What is needed:
Look through the material and tally each line bearing the word "loans". Give only the total.

BEGIN Data shown

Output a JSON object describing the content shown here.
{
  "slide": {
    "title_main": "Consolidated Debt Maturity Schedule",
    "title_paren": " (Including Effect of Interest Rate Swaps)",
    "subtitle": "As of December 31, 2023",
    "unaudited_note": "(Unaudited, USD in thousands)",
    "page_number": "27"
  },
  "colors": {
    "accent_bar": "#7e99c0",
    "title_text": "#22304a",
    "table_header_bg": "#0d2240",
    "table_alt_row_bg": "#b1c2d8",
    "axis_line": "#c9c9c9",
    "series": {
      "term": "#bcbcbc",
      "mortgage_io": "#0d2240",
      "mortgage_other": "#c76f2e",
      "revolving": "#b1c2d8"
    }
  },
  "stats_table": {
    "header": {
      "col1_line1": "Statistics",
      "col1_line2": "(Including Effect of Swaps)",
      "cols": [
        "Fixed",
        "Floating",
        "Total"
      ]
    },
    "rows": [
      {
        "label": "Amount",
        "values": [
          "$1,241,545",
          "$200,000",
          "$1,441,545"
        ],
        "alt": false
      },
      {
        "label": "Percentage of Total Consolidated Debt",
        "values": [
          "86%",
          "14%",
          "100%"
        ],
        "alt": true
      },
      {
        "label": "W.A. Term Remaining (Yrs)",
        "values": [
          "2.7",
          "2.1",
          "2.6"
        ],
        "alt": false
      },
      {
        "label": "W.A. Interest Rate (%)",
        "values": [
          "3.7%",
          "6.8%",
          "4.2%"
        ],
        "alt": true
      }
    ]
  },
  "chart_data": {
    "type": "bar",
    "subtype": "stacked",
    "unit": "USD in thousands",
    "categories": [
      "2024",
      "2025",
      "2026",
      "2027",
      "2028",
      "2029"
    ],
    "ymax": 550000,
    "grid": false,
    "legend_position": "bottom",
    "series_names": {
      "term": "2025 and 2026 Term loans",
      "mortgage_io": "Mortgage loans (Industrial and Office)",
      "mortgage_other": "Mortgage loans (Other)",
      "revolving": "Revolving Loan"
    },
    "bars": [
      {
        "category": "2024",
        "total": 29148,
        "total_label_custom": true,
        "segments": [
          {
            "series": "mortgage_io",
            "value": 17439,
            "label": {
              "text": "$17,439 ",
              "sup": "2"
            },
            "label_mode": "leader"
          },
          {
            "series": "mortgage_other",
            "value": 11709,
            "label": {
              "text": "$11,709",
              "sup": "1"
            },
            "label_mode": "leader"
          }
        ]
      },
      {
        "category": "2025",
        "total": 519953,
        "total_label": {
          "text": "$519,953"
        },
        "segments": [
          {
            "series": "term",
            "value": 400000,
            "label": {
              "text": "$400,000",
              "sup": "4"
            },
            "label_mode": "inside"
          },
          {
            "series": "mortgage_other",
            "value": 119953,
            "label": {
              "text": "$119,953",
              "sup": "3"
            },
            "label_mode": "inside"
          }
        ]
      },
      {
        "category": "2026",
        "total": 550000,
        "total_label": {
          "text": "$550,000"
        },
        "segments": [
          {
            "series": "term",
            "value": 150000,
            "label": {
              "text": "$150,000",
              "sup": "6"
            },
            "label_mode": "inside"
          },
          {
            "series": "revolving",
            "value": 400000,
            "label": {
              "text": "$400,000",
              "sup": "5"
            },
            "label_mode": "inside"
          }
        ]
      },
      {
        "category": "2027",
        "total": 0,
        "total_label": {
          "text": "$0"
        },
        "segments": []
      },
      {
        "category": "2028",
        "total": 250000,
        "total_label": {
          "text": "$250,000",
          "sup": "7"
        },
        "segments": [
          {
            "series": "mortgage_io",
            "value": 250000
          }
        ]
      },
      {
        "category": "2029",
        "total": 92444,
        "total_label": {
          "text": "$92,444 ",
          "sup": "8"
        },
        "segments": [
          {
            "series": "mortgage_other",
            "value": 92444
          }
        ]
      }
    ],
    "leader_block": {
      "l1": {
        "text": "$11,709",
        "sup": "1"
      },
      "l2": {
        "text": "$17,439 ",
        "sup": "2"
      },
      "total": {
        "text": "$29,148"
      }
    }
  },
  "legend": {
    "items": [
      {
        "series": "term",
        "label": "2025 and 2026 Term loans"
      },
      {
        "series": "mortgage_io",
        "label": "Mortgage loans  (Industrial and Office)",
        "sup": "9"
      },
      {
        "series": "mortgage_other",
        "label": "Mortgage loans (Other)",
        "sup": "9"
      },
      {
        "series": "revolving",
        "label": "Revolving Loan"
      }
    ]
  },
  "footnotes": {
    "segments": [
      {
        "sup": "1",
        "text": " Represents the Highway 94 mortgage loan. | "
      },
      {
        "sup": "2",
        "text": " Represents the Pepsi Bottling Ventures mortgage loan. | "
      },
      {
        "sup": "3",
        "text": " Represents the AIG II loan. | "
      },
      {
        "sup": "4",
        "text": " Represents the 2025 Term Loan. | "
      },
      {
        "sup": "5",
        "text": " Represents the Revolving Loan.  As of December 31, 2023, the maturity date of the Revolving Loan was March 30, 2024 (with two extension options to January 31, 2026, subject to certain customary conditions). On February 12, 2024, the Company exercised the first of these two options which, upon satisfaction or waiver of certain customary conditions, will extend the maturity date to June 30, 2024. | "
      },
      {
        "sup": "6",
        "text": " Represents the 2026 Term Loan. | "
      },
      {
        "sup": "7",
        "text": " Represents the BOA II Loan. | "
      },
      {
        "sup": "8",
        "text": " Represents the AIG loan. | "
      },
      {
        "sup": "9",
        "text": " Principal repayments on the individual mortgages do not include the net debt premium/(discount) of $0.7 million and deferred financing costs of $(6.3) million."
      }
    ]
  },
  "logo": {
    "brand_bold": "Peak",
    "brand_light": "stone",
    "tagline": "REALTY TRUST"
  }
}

END Data shown

Completed exercise:
6